**Task goal**
Print all of the entries exactly, minus the pictures.

● ● ●

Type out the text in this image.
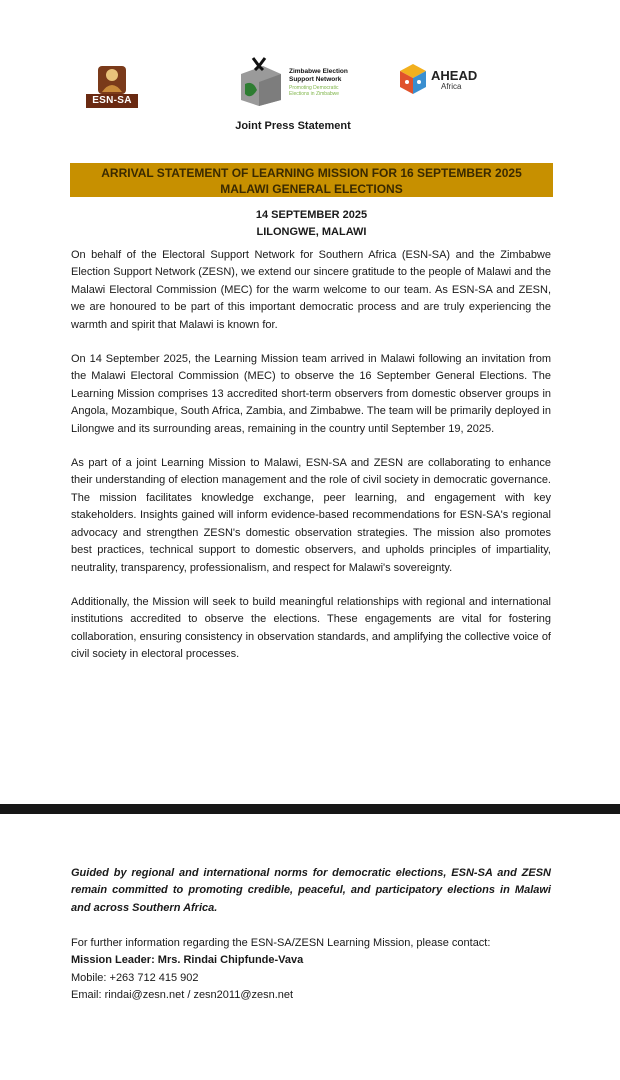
ESN-SA
Zimbabwe Election Support Network
Promoting Democratic Elections in Zimbabwe
AHEAD
Africa
Joint Press Statement
ARRIVAL STATEMENT OF LEARNING MISSION FOR 16 SEPTEMBER 2025
MALAWI GENERAL ELECTIONS
14 SEPTEMBER 2025
LILONGWE, MALAWI

On behalf of the Electoral Support Network for Southern Africa (ESN-SA) and the Zimbabwe Election Support Network (ZESN), we extend our sincere gratitude to the people of Malawi and the Malawi Electoral Commission (MEC) for the warm welcome to our team. As ESN-SA and ZESN, we are honoured to be part of this important democratic process and are truly experiencing the warmth and spirit that Malawi is known for.

On 14 September 2025, the Learning Mission team arrived in Malawi following an invitation from the Malawi Electoral Commission (MEC) to observe the 16 September General Elections. The Learning Mission comprises 13 accredited short-term observers from domestic observer groups in Angola, Mozambique, South Africa, Zambia, and Zimbabwe. The team will be primarily deployed in Lilongwe and its surrounding areas, remaining in the country until September 19, 2025.

As part of a joint Learning Mission to Malawi, ESN-SA and ZESN are collaborating to enhance their understanding of election management and the role of civil society in democratic governance. The mission facilitates knowledge exchange, peer learning, and engagement with key stakeholders. Insights gained will inform evidence-based recommendations for ESN-SA's regional advocacy and strengthen ZESN's domestic observation strategies. The mission also promotes best practices, technical support to domestic observers, and upholds principles of impartiality, neutrality, transparency, professionalism, and respect for Malawi's sovereignty.

Additionally, the Mission will seek to build meaningful relationships with regional and international institutions accredited to observe the elections. These engagements are vital for fostering collaboration, ensuring consistency in observation standards, and amplifying the collective voice of civil society in electoral processes.

Guided by regional and international norms for democratic elections, ESN-SA and ZESN remain committed to promoting credible, peaceful, and participatory elections in Malawi and across Southern Africa.
For further information regarding the ESN-SA/ZESN Learning Mission, please contact:
Mission Leader: Mrs. Rindai Chipfunde-Vava
Mobile: +263 712 415 902
Email: rindai@zesn.net / zesn2011@zesn.net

● ● ●

**Answer to this task**
Type out the text in this image.
ESN-SA
Zimbabwe Election Support Network
Promoting Democratic Elections in Zimbabwe
AHEAD
Africa
Joint Press Statement
ARRIVAL STATEMENT OF LEARNING MISSION FOR 16 SEPTEMBER 2025
MALAWI GENERAL ELECTIONS
14 SEPTEMBER 2025
LILONGWE, MALAWI

On behalf of the Electoral Support Network for Southern Africa (ESN-SA) and the Zimbabwe Election Support Network (ZESN), we extend our sincere gratitude to the people of Malawi and the Malawi Electoral Commission (MEC) for the warm welcome to our team. As ESN-SA and ZESN, we are honoured to be part of this important democratic process and are truly experiencing the warmth and spirit that Malawi is known for.

On 14 September 2025, the Learning Mission team arrived in Malawi following an invitation from the Malawi Electoral Commission (MEC) to observe the 16 September General Elections. The Learning Mission comprises 13 accredited short-term observers from domestic observer groups in Angola, Mozambique, South Africa, Zambia, and Zimbabwe. The team will be primarily deployed in Lilongwe and its surrounding areas, remaining in the country until September 19, 2025.

As part of a joint Learning Mission to Malawi, ESN-SA and ZESN are collaborating to enhance their understanding of election management and the role of civil society in democratic governance. The mission facilitates knowledge exchange, peer learning, and engagement with key stakeholders. Insights gained will inform evidence-based recommendations for ESN-SA's regional advocacy and strengthen ZESN's domestic observation strategies. The mission also promotes best practices, technical support to domestic observers, and upholds principles of impartiality, neutrality, transparency, professionalism, and respect for Malawi's sovereignty.

Additionally, the Mission will seek to build meaningful relationships with regional and international institutions accredited to observe the elections. These engagements are vital for fostering collaboration, ensuring consistency in observation standards, and amplifying the collective voice of civil society in electoral processes.

Guided by regional and international norms for democratic elections, ESN-SA and ZESN remain committed to promoting credible, peaceful, and participatory elections in Malawi and across Southern Africa.
For further information regarding the ESN-SA/ZESN Learning Mission, please contact:
Mission Leader: Mrs. Rindai Chipfunde-Vava
Mobile: +263 712 415 902
Email: rindai@zesn.net / zesn2011@zesn.net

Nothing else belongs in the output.